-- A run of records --

● ● ● ●

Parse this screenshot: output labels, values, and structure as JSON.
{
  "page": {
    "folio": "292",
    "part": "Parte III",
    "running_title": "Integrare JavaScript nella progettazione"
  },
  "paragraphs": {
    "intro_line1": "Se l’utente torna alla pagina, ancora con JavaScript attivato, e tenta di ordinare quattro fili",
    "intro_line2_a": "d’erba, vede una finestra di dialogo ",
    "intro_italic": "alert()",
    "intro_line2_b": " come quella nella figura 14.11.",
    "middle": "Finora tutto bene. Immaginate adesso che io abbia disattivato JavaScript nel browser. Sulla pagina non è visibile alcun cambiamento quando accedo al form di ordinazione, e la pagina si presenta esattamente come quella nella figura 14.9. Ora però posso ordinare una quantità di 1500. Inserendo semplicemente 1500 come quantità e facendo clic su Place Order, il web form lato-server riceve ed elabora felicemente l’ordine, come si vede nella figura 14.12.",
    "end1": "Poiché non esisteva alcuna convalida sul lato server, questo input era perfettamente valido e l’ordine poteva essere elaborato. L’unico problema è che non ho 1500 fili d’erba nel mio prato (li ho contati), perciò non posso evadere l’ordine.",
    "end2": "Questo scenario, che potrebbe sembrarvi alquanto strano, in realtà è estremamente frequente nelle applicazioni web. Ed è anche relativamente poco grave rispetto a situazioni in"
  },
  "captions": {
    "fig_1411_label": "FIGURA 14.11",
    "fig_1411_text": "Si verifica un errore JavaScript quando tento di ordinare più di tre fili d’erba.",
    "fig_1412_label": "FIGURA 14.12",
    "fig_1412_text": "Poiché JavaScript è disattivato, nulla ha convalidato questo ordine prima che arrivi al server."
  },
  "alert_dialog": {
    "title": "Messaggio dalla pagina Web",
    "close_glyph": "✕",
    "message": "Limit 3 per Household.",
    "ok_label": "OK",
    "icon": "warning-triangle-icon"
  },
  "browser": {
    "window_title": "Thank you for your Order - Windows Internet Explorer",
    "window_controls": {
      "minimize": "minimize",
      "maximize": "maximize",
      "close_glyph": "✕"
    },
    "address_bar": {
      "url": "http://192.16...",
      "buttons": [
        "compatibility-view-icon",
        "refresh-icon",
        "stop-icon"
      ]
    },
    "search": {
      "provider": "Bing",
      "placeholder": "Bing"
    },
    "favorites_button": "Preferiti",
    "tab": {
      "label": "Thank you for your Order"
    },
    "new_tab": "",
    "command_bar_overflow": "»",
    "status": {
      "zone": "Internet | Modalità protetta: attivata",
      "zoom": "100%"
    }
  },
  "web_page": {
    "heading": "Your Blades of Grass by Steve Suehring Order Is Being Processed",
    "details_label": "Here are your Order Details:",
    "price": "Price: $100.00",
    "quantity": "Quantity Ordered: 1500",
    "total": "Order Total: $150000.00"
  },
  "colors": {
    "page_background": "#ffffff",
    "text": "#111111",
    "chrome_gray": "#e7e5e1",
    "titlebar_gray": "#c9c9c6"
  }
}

● ● ● ●

-- THE EXERCISE --
Go through the lines above. Select every one that has the string "Internet".

-- RIGHT ANSWER --
    "window_title": "Thank you for your Order - Windows Internet Explorer",
      "zone": "Internet | Modalità protetta: attivata",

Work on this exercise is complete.